WHAT NEEDS TO BE DONE: Scan the data beneath this task and copy each line that includes "hours".

STORED DATA:
▼
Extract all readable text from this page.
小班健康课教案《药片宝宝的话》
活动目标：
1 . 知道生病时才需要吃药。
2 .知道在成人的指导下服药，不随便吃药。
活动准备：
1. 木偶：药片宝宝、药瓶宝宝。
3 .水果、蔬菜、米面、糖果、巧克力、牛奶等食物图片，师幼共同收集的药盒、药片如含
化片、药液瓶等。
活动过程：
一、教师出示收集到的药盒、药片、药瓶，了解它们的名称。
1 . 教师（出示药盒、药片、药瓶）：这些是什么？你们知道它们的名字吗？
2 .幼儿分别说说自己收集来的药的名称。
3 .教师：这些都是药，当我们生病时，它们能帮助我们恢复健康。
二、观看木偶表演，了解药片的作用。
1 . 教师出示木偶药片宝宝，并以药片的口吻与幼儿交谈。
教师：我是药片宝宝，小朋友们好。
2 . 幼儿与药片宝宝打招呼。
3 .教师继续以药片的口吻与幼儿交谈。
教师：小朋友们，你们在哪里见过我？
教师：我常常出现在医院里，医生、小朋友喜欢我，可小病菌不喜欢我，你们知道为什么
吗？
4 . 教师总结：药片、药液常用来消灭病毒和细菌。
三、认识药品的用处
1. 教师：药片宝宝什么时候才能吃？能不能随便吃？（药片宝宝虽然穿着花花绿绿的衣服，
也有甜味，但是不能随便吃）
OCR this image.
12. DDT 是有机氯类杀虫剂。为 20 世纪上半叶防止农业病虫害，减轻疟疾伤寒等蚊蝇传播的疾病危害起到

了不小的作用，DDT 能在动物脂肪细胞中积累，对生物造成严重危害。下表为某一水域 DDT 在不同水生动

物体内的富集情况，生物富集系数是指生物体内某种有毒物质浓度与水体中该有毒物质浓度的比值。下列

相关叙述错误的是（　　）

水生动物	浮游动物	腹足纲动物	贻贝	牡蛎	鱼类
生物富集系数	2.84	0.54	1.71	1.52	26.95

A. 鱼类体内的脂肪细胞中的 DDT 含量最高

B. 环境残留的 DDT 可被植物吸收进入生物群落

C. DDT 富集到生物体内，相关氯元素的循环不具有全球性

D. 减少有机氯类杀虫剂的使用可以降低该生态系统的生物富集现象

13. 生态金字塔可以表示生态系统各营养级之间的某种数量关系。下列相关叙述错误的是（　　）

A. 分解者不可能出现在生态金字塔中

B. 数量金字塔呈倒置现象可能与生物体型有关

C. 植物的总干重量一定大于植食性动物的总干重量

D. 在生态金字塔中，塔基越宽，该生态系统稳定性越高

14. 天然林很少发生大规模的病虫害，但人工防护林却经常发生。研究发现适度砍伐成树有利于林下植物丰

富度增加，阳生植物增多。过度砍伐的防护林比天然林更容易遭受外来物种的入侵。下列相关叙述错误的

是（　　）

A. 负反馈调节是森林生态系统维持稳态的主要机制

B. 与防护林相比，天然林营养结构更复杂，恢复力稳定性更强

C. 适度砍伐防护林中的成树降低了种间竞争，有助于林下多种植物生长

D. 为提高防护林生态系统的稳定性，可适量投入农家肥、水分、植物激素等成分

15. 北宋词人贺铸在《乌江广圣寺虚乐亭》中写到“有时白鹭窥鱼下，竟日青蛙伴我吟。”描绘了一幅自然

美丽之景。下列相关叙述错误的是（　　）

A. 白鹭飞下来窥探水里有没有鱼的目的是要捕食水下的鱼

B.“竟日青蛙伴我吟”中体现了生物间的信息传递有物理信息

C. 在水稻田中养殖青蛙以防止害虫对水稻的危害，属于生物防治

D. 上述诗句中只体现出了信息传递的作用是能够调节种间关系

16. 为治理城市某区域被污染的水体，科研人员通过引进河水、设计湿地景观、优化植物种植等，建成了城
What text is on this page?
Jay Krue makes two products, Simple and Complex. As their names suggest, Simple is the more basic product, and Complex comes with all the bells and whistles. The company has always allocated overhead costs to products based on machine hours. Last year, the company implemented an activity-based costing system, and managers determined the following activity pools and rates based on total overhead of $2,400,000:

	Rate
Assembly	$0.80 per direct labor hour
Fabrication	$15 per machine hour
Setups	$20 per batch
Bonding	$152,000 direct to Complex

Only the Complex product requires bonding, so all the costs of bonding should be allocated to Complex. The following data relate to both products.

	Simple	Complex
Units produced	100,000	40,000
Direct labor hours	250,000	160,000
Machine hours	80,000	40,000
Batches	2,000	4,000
▲
ANSWER TO THIS PROBLEM:
Jay Krue makes two products, Simple and Complex. As their names suggest, Simple is the more basic product, and Complex comes with all the bells and whistles. The company has always allocated overhead costs to products based on machine hours. Last year, the company implemented an activity-based costing system, and managers determined the following activity pools and rates based on total overhead of $2,400,000:
Direct labor hours	250,000	160,000
Machine hours	80,000	40,000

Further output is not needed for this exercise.